## Aim
In the material below, the lines containing the word "name" are required; copy each of them.

-- Start Information supplied --

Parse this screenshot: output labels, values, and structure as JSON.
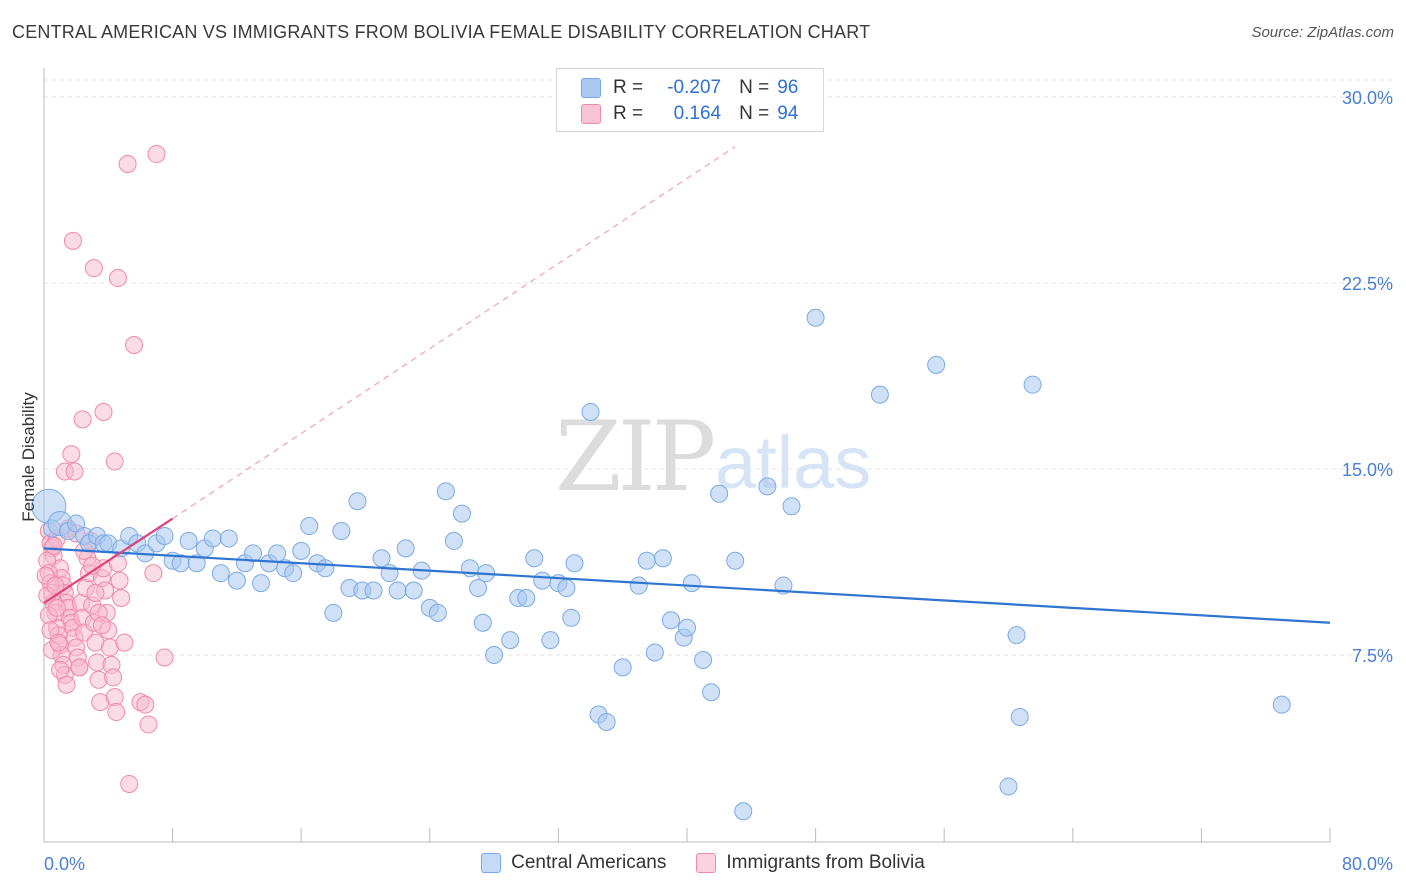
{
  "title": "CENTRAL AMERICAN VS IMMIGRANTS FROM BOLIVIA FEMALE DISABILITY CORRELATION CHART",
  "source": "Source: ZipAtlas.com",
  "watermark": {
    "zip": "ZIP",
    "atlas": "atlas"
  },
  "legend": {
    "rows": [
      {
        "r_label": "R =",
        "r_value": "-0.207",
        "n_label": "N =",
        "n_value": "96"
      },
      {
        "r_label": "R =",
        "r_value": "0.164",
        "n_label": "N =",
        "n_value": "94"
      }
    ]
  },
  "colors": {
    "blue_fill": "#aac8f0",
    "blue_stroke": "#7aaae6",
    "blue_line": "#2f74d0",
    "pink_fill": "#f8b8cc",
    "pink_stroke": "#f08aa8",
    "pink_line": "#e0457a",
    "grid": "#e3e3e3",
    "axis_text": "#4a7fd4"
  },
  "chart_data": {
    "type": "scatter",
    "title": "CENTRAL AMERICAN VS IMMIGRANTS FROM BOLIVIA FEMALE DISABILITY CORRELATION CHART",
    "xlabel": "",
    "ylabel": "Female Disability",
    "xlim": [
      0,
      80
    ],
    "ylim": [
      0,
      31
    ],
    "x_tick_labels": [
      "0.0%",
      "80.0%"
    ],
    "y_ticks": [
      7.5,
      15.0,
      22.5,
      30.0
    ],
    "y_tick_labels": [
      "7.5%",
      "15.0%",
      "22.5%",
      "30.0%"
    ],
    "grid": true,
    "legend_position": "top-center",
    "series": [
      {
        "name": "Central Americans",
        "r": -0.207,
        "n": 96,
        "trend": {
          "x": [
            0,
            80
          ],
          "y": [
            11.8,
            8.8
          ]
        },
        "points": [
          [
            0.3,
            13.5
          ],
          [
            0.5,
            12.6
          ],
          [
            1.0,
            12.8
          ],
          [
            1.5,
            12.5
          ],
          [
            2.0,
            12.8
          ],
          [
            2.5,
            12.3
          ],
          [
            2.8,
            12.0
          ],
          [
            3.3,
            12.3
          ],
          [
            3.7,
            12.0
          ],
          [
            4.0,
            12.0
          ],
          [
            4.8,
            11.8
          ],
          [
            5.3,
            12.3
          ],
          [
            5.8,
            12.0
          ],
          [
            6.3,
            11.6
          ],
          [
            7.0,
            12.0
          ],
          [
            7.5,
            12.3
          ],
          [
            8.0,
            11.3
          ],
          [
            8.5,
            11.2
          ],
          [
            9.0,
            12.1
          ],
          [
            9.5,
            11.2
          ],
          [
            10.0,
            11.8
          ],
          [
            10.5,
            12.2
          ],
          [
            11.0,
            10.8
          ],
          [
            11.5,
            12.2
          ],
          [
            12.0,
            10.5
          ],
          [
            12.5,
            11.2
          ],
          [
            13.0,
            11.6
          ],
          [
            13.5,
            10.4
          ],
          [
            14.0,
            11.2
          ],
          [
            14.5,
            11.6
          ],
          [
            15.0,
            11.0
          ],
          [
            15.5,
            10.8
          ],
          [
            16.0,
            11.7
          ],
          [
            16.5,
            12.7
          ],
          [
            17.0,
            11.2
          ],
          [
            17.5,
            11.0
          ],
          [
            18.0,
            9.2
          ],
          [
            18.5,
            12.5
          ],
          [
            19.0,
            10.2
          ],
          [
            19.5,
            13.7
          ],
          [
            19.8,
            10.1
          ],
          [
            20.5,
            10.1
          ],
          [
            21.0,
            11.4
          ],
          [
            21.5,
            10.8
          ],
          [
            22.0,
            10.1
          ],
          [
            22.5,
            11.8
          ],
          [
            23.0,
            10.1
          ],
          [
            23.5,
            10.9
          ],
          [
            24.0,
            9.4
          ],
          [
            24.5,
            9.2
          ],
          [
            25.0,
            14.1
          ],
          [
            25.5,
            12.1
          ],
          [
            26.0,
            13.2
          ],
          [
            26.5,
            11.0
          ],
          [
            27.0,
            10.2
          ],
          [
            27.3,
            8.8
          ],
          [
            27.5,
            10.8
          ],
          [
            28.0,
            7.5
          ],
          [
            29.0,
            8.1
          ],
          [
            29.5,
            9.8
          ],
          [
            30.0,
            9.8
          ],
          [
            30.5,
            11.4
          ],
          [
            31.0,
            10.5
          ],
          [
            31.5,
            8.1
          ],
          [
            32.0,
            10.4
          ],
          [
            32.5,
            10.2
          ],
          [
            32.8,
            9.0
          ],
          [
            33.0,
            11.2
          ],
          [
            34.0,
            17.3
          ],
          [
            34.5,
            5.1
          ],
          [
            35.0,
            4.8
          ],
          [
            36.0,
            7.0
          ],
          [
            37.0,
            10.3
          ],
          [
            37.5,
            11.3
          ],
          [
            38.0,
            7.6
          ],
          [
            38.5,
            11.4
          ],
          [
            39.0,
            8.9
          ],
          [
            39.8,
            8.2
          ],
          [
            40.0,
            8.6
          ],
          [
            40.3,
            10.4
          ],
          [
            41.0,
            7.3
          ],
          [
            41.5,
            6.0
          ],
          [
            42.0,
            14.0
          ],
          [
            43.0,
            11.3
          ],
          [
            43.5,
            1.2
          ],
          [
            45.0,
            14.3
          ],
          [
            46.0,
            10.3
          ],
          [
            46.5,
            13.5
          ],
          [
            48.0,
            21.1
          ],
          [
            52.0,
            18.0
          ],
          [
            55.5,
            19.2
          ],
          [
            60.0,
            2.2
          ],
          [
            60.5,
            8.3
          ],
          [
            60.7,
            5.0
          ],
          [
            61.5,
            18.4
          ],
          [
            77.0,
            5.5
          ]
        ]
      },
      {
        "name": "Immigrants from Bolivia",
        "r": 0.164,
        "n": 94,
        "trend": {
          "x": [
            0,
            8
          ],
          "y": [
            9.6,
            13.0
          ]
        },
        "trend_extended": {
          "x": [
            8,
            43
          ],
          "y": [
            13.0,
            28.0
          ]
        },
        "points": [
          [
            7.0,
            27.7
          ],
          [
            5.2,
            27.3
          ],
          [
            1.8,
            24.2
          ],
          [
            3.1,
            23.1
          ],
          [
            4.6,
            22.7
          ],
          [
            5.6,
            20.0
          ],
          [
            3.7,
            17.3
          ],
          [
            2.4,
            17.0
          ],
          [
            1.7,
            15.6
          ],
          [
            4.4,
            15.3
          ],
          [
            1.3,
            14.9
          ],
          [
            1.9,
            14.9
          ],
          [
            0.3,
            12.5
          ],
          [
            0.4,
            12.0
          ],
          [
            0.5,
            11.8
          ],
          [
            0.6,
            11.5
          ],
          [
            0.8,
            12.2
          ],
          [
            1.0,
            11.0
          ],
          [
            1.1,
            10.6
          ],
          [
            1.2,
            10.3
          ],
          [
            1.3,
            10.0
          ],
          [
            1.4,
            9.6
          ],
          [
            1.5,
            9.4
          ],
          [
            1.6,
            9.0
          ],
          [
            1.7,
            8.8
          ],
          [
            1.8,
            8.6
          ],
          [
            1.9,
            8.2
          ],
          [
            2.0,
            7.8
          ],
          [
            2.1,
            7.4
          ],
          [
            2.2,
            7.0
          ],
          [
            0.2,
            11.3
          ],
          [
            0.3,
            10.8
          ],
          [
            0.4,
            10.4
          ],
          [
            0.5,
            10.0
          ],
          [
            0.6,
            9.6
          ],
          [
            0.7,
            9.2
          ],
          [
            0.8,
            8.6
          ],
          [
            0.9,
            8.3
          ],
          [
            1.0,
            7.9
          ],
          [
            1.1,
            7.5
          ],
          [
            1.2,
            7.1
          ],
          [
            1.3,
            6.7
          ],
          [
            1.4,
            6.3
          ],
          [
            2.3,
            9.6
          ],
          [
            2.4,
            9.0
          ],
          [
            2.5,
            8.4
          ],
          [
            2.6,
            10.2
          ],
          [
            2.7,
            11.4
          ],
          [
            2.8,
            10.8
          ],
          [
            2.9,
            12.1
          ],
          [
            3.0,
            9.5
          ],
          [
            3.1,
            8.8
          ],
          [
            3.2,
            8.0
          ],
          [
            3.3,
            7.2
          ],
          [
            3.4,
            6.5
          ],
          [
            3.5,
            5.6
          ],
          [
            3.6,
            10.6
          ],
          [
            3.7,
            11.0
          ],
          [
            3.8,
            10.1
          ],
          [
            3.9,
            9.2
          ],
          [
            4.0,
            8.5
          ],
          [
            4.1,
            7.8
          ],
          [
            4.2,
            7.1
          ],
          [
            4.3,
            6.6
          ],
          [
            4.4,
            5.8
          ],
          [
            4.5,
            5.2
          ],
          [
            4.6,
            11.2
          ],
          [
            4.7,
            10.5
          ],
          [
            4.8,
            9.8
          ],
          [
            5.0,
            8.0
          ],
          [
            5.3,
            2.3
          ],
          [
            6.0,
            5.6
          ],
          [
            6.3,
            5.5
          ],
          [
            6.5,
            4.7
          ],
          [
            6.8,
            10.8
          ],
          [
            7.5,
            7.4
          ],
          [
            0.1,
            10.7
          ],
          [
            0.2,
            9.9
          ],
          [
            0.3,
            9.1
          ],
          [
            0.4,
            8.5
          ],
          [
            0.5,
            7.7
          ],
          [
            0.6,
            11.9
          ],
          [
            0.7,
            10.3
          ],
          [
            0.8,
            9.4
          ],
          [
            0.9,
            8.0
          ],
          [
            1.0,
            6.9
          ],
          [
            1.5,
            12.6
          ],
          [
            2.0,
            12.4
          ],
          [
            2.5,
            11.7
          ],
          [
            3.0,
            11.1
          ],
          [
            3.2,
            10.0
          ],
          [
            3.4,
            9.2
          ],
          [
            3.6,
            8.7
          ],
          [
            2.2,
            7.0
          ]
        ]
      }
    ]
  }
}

-- End Information supplied --

## In response
        "name": "Central Americans",
        "name": "Immigrants from Bolivia",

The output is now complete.